___ Data section

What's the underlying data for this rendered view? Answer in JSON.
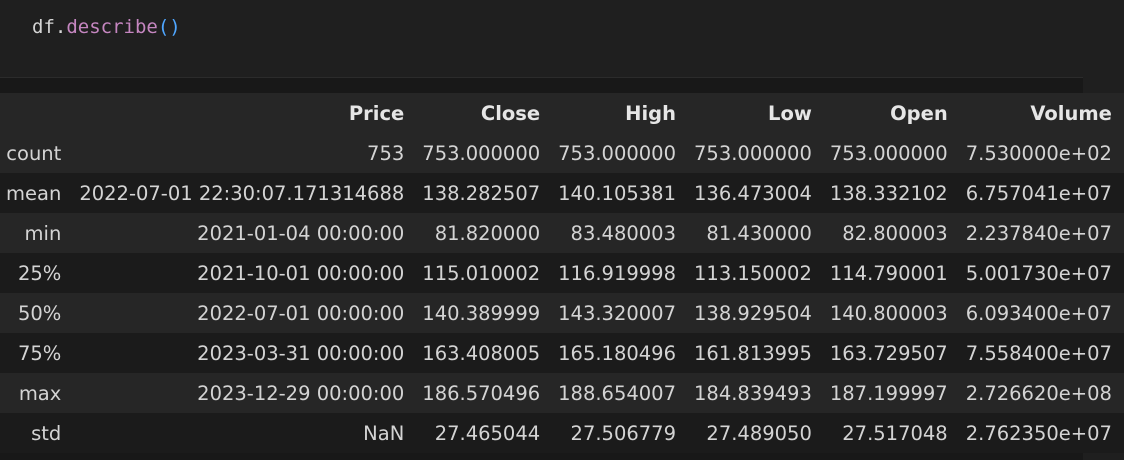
{
  "code": {
    "object": "df",
    "method": "describe",
    "parens": "()"
  },
  "table": {
    "columns": [
      "Price",
      "Close",
      "High",
      "Low",
      "Open",
      "Volume"
    ],
    "rows": [
      {
        "index": "count",
        "values": [
          "753",
          "753.000000",
          "753.000000",
          "753.000000",
          "753.000000",
          "7.530000e+02"
        ]
      },
      {
        "index": "mean",
        "values": [
          "2022-07-01 22:30:07.171314688",
          "138.282507",
          "140.105381",
          "136.473004",
          "138.332102",
          "6.757041e+07"
        ]
      },
      {
        "index": "min",
        "values": [
          "2021-01-04 00:00:00",
          "81.820000",
          "83.480003",
          "81.430000",
          "82.800003",
          "2.237840e+07"
        ]
      },
      {
        "index": "25%",
        "values": [
          "2021-10-01 00:00:00",
          "115.010002",
          "116.919998",
          "113.150002",
          "114.790001",
          "5.001730e+07"
        ]
      },
      {
        "index": "50%",
        "values": [
          "2022-07-01 00:00:00",
          "140.389999",
          "143.320007",
          "138.929504",
          "140.800003",
          "6.093400e+07"
        ]
      },
      {
        "index": "75%",
        "values": [
          "2023-03-31 00:00:00",
          "163.408005",
          "165.180496",
          "161.813995",
          "163.729507",
          "7.558400e+07"
        ]
      },
      {
        "index": "max",
        "values": [
          "2023-12-29 00:00:00",
          "186.570496",
          "188.654007",
          "184.839493",
          "187.199997",
          "2.726620e+08"
        ]
      },
      {
        "index": "std",
        "values": [
          "NaN",
          "27.465044",
          "27.506779",
          "27.489050",
          "27.517048",
          "2.762350e+07"
        ]
      }
    ]
  }
}
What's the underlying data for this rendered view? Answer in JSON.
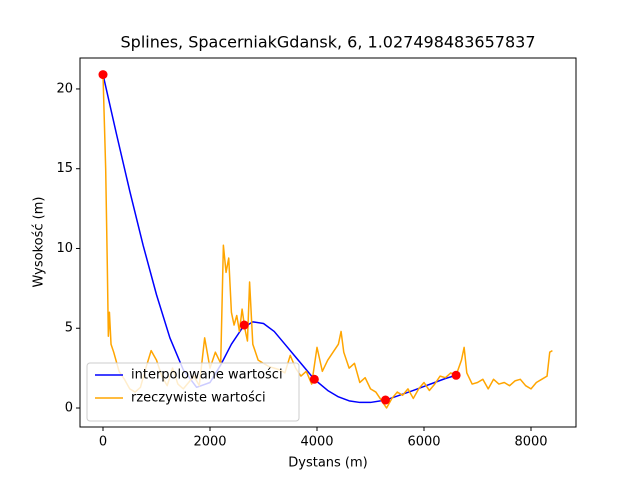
{
  "chart_data": {
    "type": "line",
    "title": "Splines, SpacerniakGdansk, 6, 1.027498483657837",
    "x_label": "Dystans (m)",
    "y_label": "Wysokość (m)",
    "xlim": [
      -430,
      8841
    ],
    "ylim": [
      -1.19,
      21.94
    ],
    "xticks": [
      0,
      2000,
      4000,
      6000,
      8000
    ],
    "yticks": [
      0,
      5,
      10,
      15,
      20
    ],
    "legend": "lower left",
    "series": [
      {
        "name": "interpolowane wartości",
        "color": "#0000ff",
        "type": "line",
        "x": [
          0,
          250,
          500,
          750,
          1000,
          1250,
          1500,
          1750,
          2000,
          2200,
          2400,
          2600,
          2800,
          3000,
          3200,
          3400,
          3600,
          3800,
          3950,
          4200,
          4400,
          4600,
          4800,
          5000,
          5280,
          5500,
          5800,
          6000,
          6200,
          6400,
          6600
        ],
        "values": [
          20.9,
          17.2,
          13.6,
          10.2,
          7.1,
          4.4,
          2.4,
          1.3,
          1.6,
          2.7,
          4.0,
          5.0,
          5.4,
          5.3,
          4.8,
          4.0,
          3.2,
          2.4,
          1.8,
          1.1,
          0.7,
          0.45,
          0.35,
          0.35,
          0.5,
          0.75,
          1.1,
          1.35,
          1.6,
          1.85,
          2.05
        ]
      },
      {
        "name": "rzeczywiste wartości",
        "color": "#ffa500",
        "type": "line",
        "x": [
          0,
          50,
          80,
          100,
          120,
          150,
          200,
          300,
          400,
          500,
          600,
          700,
          800,
          900,
          1000,
          1100,
          1200,
          1300,
          1400,
          1500,
          1600,
          1700,
          1800,
          1900,
          2000,
          2100,
          2200,
          2250,
          2300,
          2350,
          2400,
          2450,
          2500,
          2550,
          2600,
          2650,
          2700,
          2740,
          2800,
          2900,
          3000,
          3100,
          3200,
          3300,
          3400,
          3500,
          3600,
          3700,
          3800,
          3900,
          4000,
          4100,
          4200,
          4300,
          4400,
          4450,
          4500,
          4600,
          4700,
          4800,
          4900,
          5000,
          5100,
          5200,
          5300,
          5400,
          5500,
          5600,
          5700,
          5800,
          5900,
          6000,
          6100,
          6200,
          6300,
          6400,
          6500,
          6600,
          6700,
          6750,
          6800,
          6900,
          7000,
          7100,
          7200,
          7300,
          7400,
          7500,
          7600,
          7700,
          7800,
          7900,
          8000,
          8100,
          8200,
          8300,
          8350,
          8400
        ],
        "values": [
          20.9,
          15,
          9,
          4.5,
          6,
          4,
          3.5,
          2.3,
          1.8,
          1.2,
          1.0,
          1.3,
          2.5,
          3.6,
          3.0,
          2.0,
          1.4,
          2.5,
          1.5,
          1.2,
          1.6,
          2.0,
          1.4,
          4.4,
          2.5,
          3.5,
          2.8,
          10.2,
          8.5,
          9.4,
          6.0,
          5.2,
          5.8,
          4.8,
          6.2,
          5.0,
          4.2,
          7.9,
          4.0,
          3.0,
          2.8,
          2.6,
          2.5,
          2.4,
          2.2,
          3.3,
          2.5,
          2.0,
          2.3,
          1.5,
          3.8,
          2.3,
          3.0,
          3.5,
          4.0,
          4.8,
          3.5,
          2.5,
          2.8,
          1.6,
          1.9,
          1.2,
          1.0,
          0.5,
          0.0,
          0.6,
          1.0,
          0.8,
          1.2,
          0.6,
          1.2,
          1.6,
          1.1,
          1.5,
          2.0,
          1.9,
          2.2,
          2.05,
          3.0,
          3.8,
          2.2,
          1.5,
          1.6,
          1.8,
          1.2,
          1.8,
          1.5,
          1.6,
          1.4,
          1.7,
          1.8,
          1.4,
          1.2,
          1.6,
          1.8,
          2.0,
          3.5,
          3.6
        ]
      },
      {
        "color": "#ff0000",
        "type": "scatter",
        "x": [
          0,
          2640,
          3950,
          5280,
          6600
        ],
        "values": [
          20.9,
          5.2,
          1.8,
          0.5,
          2.05
        ]
      }
    ]
  }
}
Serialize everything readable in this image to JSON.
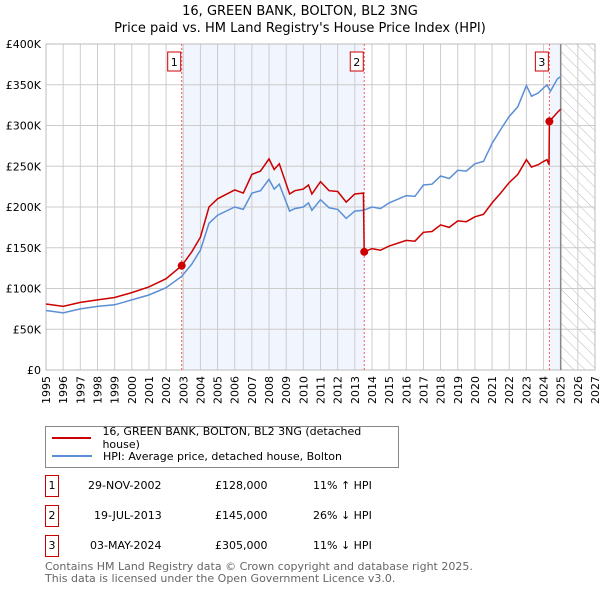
{
  "chart_data": {
    "type": "line",
    "title": "16, GREEN BANK, BOLTON, BL2 3NG",
    "subtitle": "Price paid vs. HM Land Registry's House Price Index (HPI)",
    "xlim": [
      1995,
      2027
    ],
    "ylim": [
      0,
      400000
    ],
    "x_ticks": [
      "1995",
      "1996",
      "1997",
      "1998",
      "1999",
      "2000",
      "2001",
      "2002",
      "2003",
      "2004",
      "2005",
      "2006",
      "2007",
      "2008",
      "2009",
      "2010",
      "2011",
      "2012",
      "2013",
      "2014",
      "2015",
      "2016",
      "2017",
      "2018",
      "2019",
      "2020",
      "2021",
      "2022",
      "2023",
      "2024",
      "2025",
      "2026",
      "2027"
    ],
    "y_ticks": [
      {
        "v": 0,
        "label": "£0"
      },
      {
        "v": 50000,
        "label": "£50K"
      },
      {
        "v": 100000,
        "label": "£100K"
      },
      {
        "v": 150000,
        "label": "£150K"
      },
      {
        "v": 200000,
        "label": "£200K"
      },
      {
        "v": 250000,
        "label": "£250K"
      },
      {
        "v": 300000,
        "label": "£300K"
      },
      {
        "v": 350000,
        "label": "£350K"
      },
      {
        "v": 400000,
        "label": "£400K"
      }
    ],
    "grid": true,
    "series": [
      {
        "name": "16, GREEN BANK, BOLTON, BL2 3NG (detached house)",
        "color": "#cc0000",
        "x": [
          1995,
          1996,
          1997,
          1998,
          1999,
          2000,
          2001,
          2002,
          2002.91,
          2003.5,
          2004,
          2004.5,
          2005,
          2006,
          2006.5,
          2007,
          2007.5,
          2008,
          2008.3,
          2008.6,
          2009.2,
          2009.5,
          2010,
          2010.3,
          2010.5,
          2011,
          2011.5,
          2012,
          2012.5,
          2013,
          2013.5,
          2013.55,
          2014,
          2014.5,
          2015,
          2016,
          2016.5,
          2017,
          2017.5,
          2018,
          2018.5,
          2019,
          2019.5,
          2020,
          2020.5,
          2021,
          2021.5,
          2022,
          2022.5,
          2023,
          2023.3,
          2023.7,
          2024,
          2024.2,
          2024.32,
          2024.34,
          2024.8,
          2025
        ],
        "y": [
          81000,
          78000,
          83000,
          86000,
          89000,
          95000,
          102000,
          112000,
          128000,
          145000,
          163000,
          200000,
          210000,
          221000,
          217000,
          240000,
          244000,
          259000,
          246000,
          253000,
          216000,
          220000,
          222000,
          227000,
          216000,
          231000,
          220000,
          219000,
          206000,
          216000,
          217000,
          145000,
          149000,
          147000,
          152000,
          159000,
          158000,
          169000,
          170000,
          178000,
          175000,
          183000,
          182000,
          188000,
          191000,
          205000,
          217000,
          230000,
          240000,
          258000,
          249000,
          252000,
          256000,
          258000,
          252000,
          305000,
          316000,
          320000
        ]
      },
      {
        "name": "HPI: Average price, detached house, Bolton",
        "color": "#5b8fd4",
        "x": [
          1995,
          1996,
          1997,
          1998,
          1999,
          2000,
          2001,
          2002,
          2002.91,
          2003.5,
          2004,
          2004.5,
          2005,
          2006,
          2006.5,
          2007,
          2007.5,
          2008,
          2008.3,
          2008.6,
          2009.2,
          2009.5,
          2010,
          2010.3,
          2010.5,
          2011,
          2011.5,
          2012,
          2012.5,
          2013,
          2013.5,
          2014,
          2014.5,
          2015,
          2016,
          2016.5,
          2017,
          2017.5,
          2018,
          2018.5,
          2019,
          2019.5,
          2020,
          2020.5,
          2021,
          2021.5,
          2022,
          2022.5,
          2023,
          2023.3,
          2023.7,
          2024,
          2024.2,
          2024.4,
          2024.8,
          2025
        ],
        "y": [
          73000,
          70000,
          75000,
          78000,
          80000,
          86000,
          92000,
          101000,
          115000,
          130000,
          147000,
          180000,
          190000,
          200000,
          197000,
          217000,
          220000,
          234000,
          222000,
          228000,
          195000,
          198000,
          200000,
          205000,
          196000,
          209000,
          199000,
          197000,
          186000,
          195000,
          196000,
          200000,
          198000,
          205000,
          214000,
          213000,
          227000,
          228000,
          238000,
          235000,
          245000,
          244000,
          253000,
          256000,
          278000,
          295000,
          311000,
          323000,
          349000,
          336000,
          340000,
          346000,
          350000,
          342000,
          357000,
          360000
        ]
      }
    ],
    "sales": [
      {
        "id": "1",
        "date": "29-NOV-2002",
        "x": 2002.91,
        "price": 128000,
        "price_label": "£128,000",
        "hpi_diff": "11% ↑ HPI"
      },
      {
        "id": "2",
        "date": "19-JUL-2013",
        "x": 2013.55,
        "price": 145000,
        "price_label": "£145,000",
        "hpi_diff": "26% ↓ HPI"
      },
      {
        "id": "3",
        "date": "03-MAY-2024",
        "x": 2024.34,
        "price": 305000,
        "price_label": "£305,000",
        "hpi_diff": "11% ↓ HPI"
      }
    ],
    "shaded_ranges": [
      [
        2002.91,
        2013.55
      ],
      [
        2024.34,
        2025
      ]
    ],
    "forecast_hatch": [
      2025,
      2027
    ],
    "legend": [
      "16, GREEN BANK, BOLTON, BL2 3NG (detached house)",
      "HPI: Average price, detached house, Bolton"
    ],
    "legend_position": "bottom"
  },
  "footer": {
    "line1": "Contains HM Land Registry data © Crown copyright and database right 2025.",
    "line2": "This data is licensed under the Open Government Licence v3.0."
  }
}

______

Go through the material and select each line with the string "Registry" in it.

    "subtitle": "Price paid vs. HM Land Registry's House Price Index (HPI)",
    "line1": "Contains HM Land Registry data © Crown copyright and database right 2025.",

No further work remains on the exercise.